WHAT TO PRODUCE: Scan the material below for the string "background", and copy every line where it shows up.

[Stored entries]
((
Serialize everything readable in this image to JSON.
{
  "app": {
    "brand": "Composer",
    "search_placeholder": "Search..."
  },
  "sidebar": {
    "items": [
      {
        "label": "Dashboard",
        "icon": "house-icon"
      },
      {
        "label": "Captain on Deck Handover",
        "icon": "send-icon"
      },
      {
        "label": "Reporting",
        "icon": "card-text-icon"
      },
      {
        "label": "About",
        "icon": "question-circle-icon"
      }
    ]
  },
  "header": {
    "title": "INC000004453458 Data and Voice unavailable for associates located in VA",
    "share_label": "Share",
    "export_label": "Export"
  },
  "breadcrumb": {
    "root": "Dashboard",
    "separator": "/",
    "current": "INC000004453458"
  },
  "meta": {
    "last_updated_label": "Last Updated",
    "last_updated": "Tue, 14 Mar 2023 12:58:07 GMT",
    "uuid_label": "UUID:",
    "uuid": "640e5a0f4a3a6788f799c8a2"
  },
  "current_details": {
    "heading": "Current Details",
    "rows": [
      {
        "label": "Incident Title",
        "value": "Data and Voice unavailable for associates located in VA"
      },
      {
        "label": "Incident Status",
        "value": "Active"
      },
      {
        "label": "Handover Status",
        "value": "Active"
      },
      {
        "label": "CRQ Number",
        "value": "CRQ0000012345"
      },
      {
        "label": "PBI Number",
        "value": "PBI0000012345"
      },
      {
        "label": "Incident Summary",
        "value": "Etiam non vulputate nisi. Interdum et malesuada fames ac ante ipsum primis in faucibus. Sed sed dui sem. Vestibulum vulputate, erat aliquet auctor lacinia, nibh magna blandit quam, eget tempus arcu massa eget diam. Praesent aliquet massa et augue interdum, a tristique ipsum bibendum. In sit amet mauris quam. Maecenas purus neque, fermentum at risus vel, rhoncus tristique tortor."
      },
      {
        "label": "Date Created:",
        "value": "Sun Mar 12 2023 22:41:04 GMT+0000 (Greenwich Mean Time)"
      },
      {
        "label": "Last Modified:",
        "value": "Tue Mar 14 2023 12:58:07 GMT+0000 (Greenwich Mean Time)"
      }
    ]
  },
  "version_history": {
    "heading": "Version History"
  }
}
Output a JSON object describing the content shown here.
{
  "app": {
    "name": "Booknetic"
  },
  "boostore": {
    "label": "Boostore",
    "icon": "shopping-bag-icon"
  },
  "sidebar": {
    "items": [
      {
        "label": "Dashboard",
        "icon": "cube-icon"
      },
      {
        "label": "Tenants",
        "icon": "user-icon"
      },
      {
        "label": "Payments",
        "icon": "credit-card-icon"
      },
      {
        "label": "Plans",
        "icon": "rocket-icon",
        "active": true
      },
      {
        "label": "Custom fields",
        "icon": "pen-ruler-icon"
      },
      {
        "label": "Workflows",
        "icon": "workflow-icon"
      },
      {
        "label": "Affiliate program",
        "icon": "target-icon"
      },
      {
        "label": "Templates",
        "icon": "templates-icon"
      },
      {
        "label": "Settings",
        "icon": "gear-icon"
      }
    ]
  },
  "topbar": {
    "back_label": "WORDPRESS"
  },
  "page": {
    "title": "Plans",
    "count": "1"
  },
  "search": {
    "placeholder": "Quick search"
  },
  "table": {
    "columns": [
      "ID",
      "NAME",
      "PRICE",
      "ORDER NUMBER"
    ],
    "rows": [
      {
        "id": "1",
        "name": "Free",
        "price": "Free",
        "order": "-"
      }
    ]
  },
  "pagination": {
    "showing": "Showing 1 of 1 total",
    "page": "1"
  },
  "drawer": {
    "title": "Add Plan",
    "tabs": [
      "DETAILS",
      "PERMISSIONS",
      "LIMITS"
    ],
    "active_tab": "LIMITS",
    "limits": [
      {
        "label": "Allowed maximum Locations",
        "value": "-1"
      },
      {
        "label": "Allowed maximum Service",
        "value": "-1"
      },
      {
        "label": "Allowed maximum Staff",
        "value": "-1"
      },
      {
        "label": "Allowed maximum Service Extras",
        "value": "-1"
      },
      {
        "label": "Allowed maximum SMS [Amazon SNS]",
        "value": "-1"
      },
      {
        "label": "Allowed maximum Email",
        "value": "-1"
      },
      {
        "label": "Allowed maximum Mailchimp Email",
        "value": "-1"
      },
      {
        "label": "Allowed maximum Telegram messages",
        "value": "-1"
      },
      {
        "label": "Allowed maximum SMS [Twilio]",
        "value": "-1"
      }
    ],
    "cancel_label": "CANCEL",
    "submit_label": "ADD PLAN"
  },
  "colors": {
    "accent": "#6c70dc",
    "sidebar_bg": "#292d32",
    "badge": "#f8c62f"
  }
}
))
((
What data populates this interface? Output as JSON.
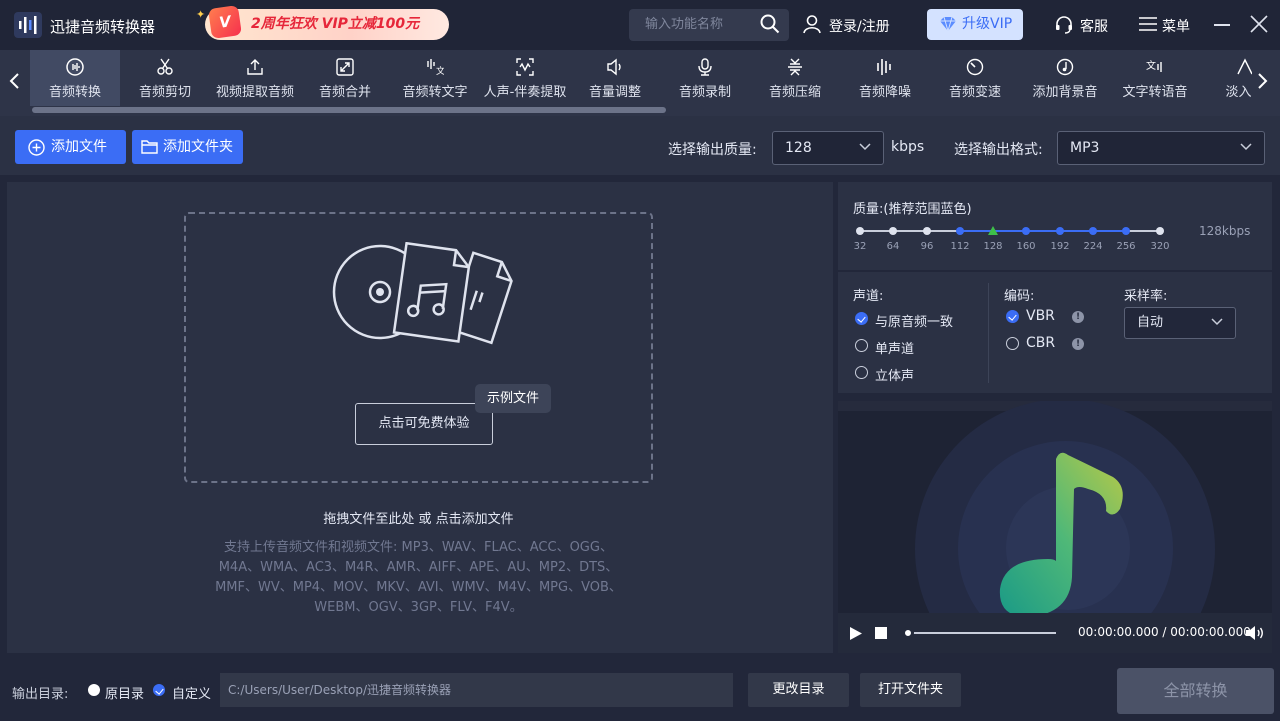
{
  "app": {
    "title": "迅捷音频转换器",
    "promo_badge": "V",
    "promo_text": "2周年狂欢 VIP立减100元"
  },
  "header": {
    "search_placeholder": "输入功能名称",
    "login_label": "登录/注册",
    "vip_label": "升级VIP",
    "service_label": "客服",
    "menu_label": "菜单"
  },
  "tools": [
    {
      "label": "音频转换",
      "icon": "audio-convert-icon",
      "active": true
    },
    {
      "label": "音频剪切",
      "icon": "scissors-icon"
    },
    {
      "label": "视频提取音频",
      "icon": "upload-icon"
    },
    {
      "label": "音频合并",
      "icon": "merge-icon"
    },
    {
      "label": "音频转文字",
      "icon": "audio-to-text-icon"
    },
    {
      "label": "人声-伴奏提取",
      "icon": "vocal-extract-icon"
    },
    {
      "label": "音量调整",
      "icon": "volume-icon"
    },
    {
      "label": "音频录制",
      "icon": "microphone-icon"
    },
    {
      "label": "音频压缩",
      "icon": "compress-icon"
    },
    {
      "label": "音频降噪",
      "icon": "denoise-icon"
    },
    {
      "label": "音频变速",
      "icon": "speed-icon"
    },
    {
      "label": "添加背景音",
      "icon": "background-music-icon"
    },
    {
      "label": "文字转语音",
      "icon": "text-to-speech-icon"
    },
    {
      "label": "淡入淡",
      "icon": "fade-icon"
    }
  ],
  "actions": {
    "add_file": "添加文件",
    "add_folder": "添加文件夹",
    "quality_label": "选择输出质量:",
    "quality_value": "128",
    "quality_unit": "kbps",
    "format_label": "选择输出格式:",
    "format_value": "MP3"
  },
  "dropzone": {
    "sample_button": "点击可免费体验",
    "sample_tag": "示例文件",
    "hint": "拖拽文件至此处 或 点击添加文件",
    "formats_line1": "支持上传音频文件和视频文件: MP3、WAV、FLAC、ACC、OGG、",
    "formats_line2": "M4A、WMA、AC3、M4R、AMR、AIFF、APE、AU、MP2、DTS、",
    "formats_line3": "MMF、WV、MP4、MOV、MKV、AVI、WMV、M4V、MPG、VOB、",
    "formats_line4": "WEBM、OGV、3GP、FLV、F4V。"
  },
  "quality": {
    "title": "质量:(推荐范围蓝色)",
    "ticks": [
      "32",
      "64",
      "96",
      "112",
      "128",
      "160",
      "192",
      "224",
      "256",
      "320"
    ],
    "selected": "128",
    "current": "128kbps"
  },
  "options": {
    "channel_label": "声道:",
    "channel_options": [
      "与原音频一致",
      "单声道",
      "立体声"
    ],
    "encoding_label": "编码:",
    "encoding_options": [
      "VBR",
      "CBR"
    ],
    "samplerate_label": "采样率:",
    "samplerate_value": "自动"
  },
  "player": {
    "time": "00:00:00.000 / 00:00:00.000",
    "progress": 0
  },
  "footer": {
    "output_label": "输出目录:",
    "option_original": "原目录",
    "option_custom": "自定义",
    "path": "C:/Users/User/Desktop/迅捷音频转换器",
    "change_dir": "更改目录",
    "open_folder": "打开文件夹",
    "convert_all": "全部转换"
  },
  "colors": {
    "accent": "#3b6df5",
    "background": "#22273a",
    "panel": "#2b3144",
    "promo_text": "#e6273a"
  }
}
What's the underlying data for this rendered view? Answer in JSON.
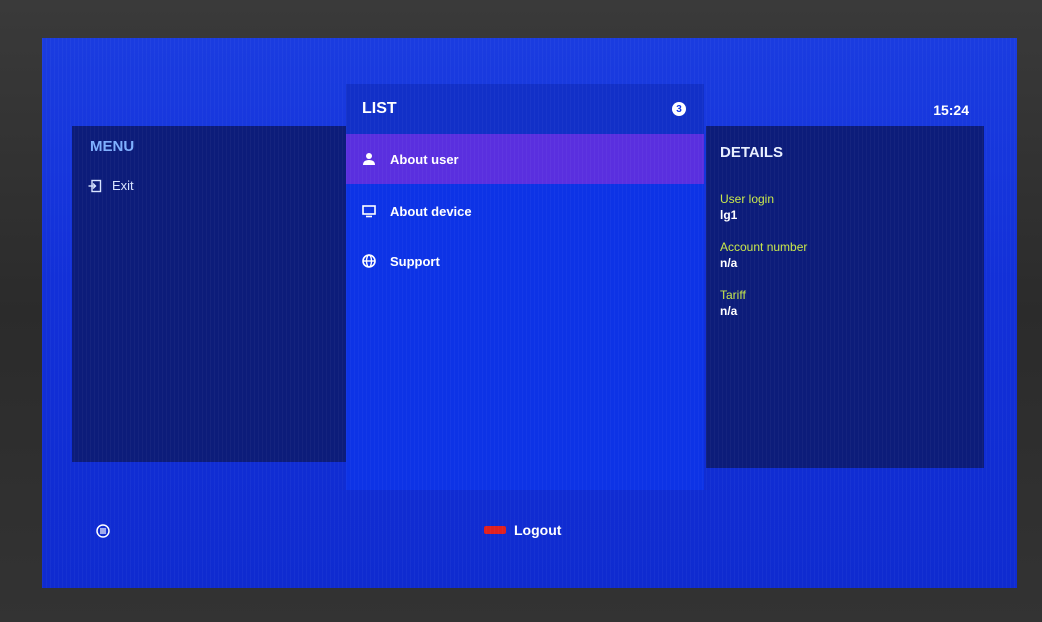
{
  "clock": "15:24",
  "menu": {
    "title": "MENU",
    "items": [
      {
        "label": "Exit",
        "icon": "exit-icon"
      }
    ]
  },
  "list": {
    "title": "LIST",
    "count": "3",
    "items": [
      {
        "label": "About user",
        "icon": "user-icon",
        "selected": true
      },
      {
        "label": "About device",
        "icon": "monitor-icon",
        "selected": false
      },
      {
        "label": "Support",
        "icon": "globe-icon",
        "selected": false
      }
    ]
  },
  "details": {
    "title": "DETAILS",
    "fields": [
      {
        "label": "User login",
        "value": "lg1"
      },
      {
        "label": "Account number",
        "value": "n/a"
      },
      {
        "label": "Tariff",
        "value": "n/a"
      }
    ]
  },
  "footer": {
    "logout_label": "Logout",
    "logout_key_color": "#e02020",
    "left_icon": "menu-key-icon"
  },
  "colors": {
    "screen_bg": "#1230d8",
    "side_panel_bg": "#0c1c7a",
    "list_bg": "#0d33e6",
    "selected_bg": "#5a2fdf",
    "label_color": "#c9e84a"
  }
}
))
FULL ANSWER:
      "icon": "background-music-icon"
    "background": "#22273a",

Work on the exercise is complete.